PROBLEM DESCRIPTION: Copy each line of the entries that contains the word "nassistência".

★ ★ ★

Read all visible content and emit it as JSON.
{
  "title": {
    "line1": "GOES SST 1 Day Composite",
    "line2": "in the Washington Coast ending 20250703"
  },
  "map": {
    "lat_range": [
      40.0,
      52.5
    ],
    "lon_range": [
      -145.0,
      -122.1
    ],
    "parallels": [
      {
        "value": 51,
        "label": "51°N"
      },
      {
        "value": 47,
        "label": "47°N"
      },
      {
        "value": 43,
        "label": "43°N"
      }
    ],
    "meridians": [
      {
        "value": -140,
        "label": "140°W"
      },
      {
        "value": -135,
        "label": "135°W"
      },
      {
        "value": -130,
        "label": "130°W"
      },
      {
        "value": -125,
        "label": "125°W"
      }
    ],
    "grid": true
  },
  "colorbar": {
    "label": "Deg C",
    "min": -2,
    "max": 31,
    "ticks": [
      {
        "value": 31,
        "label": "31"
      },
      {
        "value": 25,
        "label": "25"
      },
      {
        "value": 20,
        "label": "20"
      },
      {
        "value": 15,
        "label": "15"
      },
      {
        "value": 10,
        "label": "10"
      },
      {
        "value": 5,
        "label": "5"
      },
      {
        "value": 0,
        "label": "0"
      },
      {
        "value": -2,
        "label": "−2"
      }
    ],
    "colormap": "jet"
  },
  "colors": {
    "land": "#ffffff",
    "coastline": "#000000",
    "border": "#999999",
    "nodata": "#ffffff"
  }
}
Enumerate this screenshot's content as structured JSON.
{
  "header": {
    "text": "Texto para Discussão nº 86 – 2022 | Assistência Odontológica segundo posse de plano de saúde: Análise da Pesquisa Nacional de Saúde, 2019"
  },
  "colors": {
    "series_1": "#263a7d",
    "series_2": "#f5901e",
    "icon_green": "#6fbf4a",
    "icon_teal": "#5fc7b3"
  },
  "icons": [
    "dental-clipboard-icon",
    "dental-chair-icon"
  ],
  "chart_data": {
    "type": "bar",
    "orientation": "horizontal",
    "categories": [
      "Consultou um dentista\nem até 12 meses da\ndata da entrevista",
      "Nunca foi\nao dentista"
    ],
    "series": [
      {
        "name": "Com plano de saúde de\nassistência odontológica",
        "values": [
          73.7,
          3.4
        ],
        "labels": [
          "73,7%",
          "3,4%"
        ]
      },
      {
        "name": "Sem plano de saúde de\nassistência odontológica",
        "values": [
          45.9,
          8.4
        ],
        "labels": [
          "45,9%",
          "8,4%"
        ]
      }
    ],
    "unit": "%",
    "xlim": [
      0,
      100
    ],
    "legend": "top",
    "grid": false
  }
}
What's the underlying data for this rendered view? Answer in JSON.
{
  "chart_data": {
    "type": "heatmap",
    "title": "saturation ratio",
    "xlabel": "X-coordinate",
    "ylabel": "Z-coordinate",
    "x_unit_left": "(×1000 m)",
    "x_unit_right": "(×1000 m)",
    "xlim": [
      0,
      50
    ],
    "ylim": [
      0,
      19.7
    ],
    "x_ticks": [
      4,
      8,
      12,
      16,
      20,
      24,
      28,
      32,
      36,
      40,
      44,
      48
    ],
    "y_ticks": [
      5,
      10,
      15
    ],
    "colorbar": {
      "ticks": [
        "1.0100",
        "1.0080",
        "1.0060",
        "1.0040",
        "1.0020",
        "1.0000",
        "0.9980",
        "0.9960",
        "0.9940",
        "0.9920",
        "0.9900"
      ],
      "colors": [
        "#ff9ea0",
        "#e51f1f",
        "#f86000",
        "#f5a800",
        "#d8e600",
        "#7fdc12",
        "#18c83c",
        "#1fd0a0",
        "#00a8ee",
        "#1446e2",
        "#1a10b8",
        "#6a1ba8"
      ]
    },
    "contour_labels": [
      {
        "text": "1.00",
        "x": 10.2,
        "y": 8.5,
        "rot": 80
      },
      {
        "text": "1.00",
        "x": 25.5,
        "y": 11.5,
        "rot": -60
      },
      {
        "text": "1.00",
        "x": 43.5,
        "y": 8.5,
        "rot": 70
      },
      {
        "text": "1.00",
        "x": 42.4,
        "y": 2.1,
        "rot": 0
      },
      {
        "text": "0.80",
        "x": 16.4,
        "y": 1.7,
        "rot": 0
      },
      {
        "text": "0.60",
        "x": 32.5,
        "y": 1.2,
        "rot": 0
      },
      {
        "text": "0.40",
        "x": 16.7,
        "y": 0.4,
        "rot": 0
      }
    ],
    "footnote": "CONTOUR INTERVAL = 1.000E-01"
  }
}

★ ★ ★

EXPECTED ANSWER:
        "name": "Com plano de saúde de\nassistência odontológica",
        "name": "Sem plano de saúde de\nassistência odontológica",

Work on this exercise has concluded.